====== Data rows

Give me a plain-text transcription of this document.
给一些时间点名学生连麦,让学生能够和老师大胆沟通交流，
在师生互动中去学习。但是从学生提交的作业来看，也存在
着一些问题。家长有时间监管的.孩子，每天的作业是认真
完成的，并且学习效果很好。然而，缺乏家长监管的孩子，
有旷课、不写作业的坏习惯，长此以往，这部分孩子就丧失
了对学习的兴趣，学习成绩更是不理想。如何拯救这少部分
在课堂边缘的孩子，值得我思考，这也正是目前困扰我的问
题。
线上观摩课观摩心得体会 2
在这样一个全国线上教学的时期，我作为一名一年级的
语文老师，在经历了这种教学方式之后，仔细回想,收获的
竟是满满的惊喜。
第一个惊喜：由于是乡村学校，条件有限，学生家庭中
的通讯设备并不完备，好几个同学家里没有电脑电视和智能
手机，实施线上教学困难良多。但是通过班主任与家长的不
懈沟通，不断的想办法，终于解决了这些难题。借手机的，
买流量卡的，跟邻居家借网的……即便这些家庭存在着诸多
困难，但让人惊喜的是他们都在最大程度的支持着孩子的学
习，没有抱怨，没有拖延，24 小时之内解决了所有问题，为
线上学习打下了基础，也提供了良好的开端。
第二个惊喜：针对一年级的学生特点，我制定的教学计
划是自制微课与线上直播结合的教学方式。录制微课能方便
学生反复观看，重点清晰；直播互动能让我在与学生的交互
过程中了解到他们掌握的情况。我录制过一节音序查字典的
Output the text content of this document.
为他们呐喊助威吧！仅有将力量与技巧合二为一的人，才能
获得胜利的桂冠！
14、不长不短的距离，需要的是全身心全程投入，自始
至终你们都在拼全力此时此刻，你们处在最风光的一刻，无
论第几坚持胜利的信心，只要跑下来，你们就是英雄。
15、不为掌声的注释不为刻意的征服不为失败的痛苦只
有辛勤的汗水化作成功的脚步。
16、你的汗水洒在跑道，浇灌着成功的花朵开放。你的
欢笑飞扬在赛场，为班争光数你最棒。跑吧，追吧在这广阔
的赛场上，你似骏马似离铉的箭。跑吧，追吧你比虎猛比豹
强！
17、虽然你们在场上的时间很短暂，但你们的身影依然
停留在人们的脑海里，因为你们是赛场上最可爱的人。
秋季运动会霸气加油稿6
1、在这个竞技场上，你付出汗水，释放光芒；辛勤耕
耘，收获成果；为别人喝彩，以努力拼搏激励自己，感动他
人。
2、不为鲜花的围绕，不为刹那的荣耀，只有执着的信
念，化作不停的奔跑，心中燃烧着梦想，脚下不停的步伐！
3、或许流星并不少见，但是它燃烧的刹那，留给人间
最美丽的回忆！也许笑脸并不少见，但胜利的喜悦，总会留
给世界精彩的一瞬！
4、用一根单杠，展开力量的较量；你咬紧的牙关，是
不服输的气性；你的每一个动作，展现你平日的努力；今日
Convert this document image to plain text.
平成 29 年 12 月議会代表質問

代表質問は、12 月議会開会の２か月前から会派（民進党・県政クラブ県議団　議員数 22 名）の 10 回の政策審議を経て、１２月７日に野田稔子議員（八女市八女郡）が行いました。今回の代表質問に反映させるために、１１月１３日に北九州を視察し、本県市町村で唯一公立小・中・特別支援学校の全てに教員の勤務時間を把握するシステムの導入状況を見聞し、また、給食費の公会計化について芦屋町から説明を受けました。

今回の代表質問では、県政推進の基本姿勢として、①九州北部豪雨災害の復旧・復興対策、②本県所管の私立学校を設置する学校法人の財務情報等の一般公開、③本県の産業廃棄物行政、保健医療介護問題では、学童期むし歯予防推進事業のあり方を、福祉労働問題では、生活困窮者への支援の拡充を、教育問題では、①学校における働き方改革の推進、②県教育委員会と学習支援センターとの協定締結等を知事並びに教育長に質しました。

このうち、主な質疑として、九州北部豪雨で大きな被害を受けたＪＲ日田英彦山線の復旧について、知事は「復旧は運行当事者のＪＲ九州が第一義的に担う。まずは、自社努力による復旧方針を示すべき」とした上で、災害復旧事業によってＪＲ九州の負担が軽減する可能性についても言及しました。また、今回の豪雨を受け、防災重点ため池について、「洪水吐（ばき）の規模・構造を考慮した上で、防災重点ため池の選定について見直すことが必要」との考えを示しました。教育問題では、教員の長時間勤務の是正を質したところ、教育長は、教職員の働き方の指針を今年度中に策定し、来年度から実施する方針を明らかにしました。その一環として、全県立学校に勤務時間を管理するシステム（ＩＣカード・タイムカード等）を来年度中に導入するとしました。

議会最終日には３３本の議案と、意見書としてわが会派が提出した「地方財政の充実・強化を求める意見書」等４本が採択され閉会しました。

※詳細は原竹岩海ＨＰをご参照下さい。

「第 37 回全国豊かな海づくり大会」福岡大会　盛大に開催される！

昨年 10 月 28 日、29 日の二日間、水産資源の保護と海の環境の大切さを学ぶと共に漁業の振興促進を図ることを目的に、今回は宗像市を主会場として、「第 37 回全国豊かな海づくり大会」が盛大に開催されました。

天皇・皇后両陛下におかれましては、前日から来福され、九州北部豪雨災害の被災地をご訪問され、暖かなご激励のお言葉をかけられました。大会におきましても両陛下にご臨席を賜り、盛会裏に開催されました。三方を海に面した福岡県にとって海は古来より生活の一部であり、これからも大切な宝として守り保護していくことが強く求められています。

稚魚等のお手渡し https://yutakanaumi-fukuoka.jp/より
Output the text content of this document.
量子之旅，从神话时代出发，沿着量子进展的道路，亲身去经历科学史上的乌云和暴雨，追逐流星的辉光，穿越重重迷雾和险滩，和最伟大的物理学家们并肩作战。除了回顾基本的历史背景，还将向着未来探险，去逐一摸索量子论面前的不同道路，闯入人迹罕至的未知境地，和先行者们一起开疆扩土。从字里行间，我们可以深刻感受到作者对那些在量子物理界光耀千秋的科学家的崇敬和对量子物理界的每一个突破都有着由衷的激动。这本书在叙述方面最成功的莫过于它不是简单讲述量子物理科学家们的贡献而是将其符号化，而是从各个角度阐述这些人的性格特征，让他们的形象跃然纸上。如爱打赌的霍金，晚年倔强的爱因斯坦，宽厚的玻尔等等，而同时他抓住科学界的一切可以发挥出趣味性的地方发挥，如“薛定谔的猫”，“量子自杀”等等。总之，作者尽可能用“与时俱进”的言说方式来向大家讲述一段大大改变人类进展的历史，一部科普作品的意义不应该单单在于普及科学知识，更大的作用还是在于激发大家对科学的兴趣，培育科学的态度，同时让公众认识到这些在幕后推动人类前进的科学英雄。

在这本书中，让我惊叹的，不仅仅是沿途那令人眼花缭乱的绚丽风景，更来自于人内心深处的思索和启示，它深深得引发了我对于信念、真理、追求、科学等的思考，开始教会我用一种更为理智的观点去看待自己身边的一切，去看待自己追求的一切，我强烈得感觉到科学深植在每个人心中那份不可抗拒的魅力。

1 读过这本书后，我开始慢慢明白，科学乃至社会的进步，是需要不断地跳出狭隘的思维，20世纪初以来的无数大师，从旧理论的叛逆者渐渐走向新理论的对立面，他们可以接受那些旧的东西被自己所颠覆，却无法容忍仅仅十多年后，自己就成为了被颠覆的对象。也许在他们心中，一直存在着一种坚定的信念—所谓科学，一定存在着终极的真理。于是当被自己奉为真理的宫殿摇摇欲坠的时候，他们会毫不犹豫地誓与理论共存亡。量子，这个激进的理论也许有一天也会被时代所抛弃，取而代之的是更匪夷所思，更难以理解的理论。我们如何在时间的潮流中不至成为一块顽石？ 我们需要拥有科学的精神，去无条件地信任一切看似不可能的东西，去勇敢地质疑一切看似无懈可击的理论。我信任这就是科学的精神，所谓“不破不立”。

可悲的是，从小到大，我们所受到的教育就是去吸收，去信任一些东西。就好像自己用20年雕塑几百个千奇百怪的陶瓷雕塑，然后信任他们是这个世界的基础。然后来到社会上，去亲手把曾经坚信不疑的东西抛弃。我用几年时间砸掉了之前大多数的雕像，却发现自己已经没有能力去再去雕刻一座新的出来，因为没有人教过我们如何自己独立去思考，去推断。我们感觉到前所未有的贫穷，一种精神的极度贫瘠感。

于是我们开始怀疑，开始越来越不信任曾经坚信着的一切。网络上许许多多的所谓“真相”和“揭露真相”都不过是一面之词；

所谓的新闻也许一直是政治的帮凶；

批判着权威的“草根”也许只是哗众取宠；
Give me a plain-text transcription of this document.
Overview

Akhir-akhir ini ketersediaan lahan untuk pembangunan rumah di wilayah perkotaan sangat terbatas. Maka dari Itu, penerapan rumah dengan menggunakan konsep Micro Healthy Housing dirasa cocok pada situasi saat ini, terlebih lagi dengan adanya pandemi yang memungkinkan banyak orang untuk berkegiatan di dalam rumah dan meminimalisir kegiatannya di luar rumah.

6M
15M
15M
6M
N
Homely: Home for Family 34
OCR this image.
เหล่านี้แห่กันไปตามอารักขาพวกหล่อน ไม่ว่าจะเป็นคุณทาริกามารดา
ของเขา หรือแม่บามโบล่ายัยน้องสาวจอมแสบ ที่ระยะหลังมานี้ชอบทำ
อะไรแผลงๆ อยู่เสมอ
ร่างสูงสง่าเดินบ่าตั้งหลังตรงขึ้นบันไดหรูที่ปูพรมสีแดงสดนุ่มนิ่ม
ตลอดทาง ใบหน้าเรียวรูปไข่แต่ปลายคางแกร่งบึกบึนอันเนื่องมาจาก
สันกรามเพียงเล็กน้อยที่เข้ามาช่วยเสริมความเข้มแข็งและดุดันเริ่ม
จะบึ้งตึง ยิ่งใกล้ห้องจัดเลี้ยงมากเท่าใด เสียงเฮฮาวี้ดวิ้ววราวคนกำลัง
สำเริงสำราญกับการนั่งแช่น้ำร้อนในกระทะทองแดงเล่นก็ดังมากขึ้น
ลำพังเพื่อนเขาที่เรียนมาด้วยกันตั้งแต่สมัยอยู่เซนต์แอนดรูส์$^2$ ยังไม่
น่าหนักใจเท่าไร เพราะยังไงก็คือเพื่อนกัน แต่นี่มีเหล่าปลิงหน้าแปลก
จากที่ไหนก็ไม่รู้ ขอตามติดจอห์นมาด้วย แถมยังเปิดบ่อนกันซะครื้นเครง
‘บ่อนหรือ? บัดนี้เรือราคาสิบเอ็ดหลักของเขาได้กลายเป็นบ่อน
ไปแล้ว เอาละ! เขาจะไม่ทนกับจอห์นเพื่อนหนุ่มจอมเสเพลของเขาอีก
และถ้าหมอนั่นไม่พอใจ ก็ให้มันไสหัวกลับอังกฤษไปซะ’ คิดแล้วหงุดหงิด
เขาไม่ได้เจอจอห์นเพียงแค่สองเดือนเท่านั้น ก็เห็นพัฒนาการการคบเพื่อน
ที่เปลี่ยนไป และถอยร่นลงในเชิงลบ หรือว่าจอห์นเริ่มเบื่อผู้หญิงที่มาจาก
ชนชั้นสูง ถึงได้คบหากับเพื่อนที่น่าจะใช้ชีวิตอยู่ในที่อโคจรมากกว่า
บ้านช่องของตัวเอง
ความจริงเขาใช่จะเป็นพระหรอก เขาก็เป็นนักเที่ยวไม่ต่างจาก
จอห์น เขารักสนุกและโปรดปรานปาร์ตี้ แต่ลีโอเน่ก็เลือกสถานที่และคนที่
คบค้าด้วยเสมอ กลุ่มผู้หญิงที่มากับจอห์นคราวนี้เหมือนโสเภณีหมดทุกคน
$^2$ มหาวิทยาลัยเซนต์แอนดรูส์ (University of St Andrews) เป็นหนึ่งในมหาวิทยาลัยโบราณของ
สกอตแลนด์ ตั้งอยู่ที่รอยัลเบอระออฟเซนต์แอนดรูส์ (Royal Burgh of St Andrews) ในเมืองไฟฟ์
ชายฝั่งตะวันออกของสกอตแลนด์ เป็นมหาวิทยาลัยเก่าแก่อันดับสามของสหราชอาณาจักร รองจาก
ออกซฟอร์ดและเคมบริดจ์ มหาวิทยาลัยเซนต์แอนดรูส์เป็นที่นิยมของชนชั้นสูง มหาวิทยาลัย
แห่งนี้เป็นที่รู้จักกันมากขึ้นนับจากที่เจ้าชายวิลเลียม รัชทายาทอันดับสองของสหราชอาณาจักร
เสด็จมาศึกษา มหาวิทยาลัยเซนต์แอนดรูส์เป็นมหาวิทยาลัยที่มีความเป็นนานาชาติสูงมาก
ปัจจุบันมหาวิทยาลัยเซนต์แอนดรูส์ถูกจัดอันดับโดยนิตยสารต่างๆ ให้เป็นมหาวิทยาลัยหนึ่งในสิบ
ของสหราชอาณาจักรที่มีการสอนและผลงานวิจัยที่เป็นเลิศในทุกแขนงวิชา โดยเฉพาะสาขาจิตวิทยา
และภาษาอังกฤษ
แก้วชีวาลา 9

============

Extract lines where the string "教育問題では" occurs.

今回の代表質問では、県政推進の基本姿勢として、①九州北部豪雨災害の復旧・復興対策、②本県所管の私立学校を設置する学校法人の財務情報等の一般公開、③本県の産業廃棄物行政、保健医療介護問題では、学童期むし歯予防推進事業のあり方を、福祉労働問題では、生活困窮者への支援の拡充を、教育問題では、①学校における働き方改革の推進、②県教育委員会と学習支援センターとの協定締結等を知事並びに教育長に質しました。
このうち、主な質疑として、九州北部豪雨で大きな被害を受けたＪＲ日田英彦山線の復旧について、知事は「復旧は運行当事者のＪＲ九州が第一義的に担う。まずは、自社努力による復旧方針を示すべき」とした上で、災害復旧事業によってＪＲ九州の負担が軽減する可能性についても言及しました。また、今回の豪雨を受け、防災重点ため池について、「洪水吐（ばき）の規模・構造を考慮した上で、防災重点ため池の選定について見直すことが必要」との考えを示しました。教育問題では、教員の長時間勤務の是正を質したところ、教育長は、教職員の働き方の指針を今年度中に策定し、来年度から実施する方針を明らかにしました。その一環として、全県立学校に勤務時間を管理するシステム（ＩＣカード・タイムカード等）を来年度中に導入するとしました。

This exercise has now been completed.